Your objective =>
All of the material below is to be restated word for word, apart from the pictures.

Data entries
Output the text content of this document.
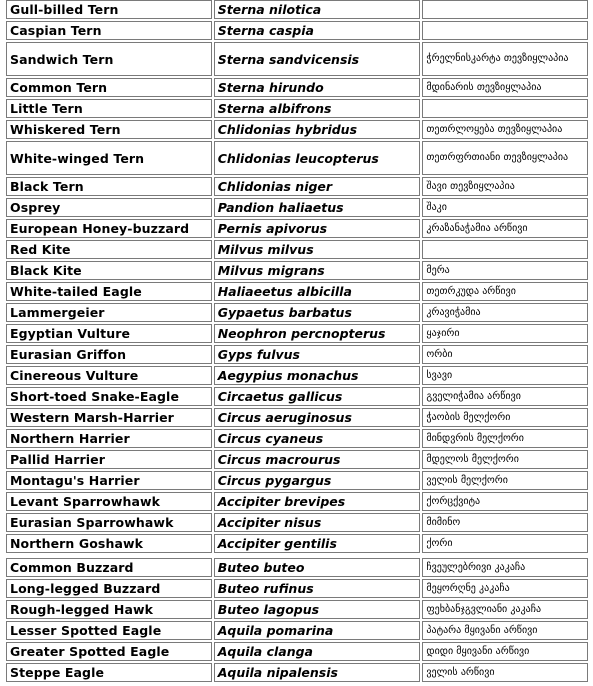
Gull-billed Tern	Sterna nilotica	
Caspian Tern	Sterna caspia	
Sandwich Tern	Sterna sandvicensis	ჭრელნისკარტა თევზიყლაპია
Common Tern	Sterna hirundo	მდინარის თევზიყლაპია
Little Tern	Sterna albifrons	
Whiskered Tern	Chlidonias hybridus	თეთრლოყება თევზიყლაპია
White-winged Tern	Chlidonias leucopterus	თეთრფრთიანი თევზიყლაპია
Black Tern	Chlidonias niger	შავი თევზიყლაპია
Osprey	Pandion haliaetus	შაკი
European Honey-buzzard	Pernis apivorus	კრაზანაჭამია არწივი
Red Kite	Milvus milvus	
Black Kite	Milvus migrans	მერა
White-tailed Eagle	Haliaeetus albicilla	თეთრკუდა არწივი
Lammergeier	Gypaetus barbatus	კრავიჭამია
Egyptian Vulture	Neophron percnopterus	ყაჯირი
Eurasian Griffon	Gyps fulvus	ორბი
Cinereous Vulture	Aegypius monachus	სვავი
Short-toed Snake-Eagle	Circaetus gallicus	გველიჭამია არწივი
Western Marsh-Harrier	Circus aeruginosus	ჭაობის მელქორი
Northern Harrier	Circus cyaneus	მინდვრის მელქორი
Pallid Harrier	Circus macrourus	მდელოს მელქორი
Montagu's Harrier	Circus pygargus	ველის მელქორი
Levant Sparrowhawk	Accipiter brevipes	ქორცქვიტა
Eurasian Sparrowhawk	Accipiter nisus	მიმინო
Northern Goshawk	Accipiter gentilis	ქორი
Common Buzzard	Buteo buteo	ჩვეულებრივი კაკაჩა
Long-legged Buzzard	Buteo rufinus	მეყორღნე კაკაჩა
Rough-legged Hawk	Buteo lagopus	ფეხბანჯგვლიანი კაკაჩა
Lesser Spotted Eagle	Aquila pomarina	პატარა მყივანი არწივი
Greater Spotted Eagle	Aquila clanga	დიდი მყივანი არწივი
Steppe Eagle	Aquila nipalensis	ველის არწივი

Result of this task =>
Output the text content of this document.
Gull-billed Tern	Sterna nilotica	
Caspian Tern	Sterna caspia	
Sandwich Tern	Sterna sandvicensis	ჭრელნისკარტა თევზიყლაპია
Common Tern	Sterna hirundo	მდინარის თევზიყლაპია
Little Tern	Sterna albifrons	
Whiskered Tern	Chlidonias hybridus	თეთრლოყება თევზიყლაპია
White-winged Tern	Chlidonias leucopterus	თეთრფრთიანი თევზიყლაპია
Black Tern	Chlidonias niger	შავი თევზიყლაპია
Osprey	Pandion haliaetus	შაკი
European Honey-buzzard	Pernis apivorus	კრაზანაჭამია არწივი
Red Kite	Milvus milvus	
Black Kite	Milvus migrans	მერა
White-tailed Eagle	Haliaeetus albicilla	თეთრკუდა არწივი
Lammergeier	Gypaetus barbatus	კრავიჭამია
Egyptian Vulture	Neophron percnopterus	ყაჯირი
Eurasian Griffon	Gyps fulvus	ორბი
Cinereous Vulture	Aegypius monachus	სვავი
Short-toed Snake-Eagle	Circaetus gallicus	გველიჭამია არწივი
Western Marsh-Harrier	Circus aeruginosus	ჭაობის მელქორი
Northern Harrier	Circus cyaneus	მინდვრის მელქორი
Pallid Harrier	Circus macrourus	მდელოს მელქორი
Montagu's Harrier	Circus pygargus	ველის მელქორი
Levant Sparrowhawk	Accipiter brevipes	ქორცქვიტა
Eurasian Sparrowhawk	Accipiter nisus	მიმინო
Northern Goshawk	Accipiter gentilis	ქორი
Common Buzzard	Buteo buteo	ჩვეულებრივი კაკაჩა
Long-legged Buzzard	Buteo rufinus	მეყორღნე კაკაჩა
Rough-legged Hawk	Buteo lagopus	ფეხბანჯგვლიანი კაკაჩა
Lesser Spotted Eagle	Aquila pomarina	პატარა მყივანი არწივი
Greater Spotted Eagle	Aquila clanga	დიდი მყივანი არწივი
Steppe Eagle	Aquila nipalensis	ველის არწივი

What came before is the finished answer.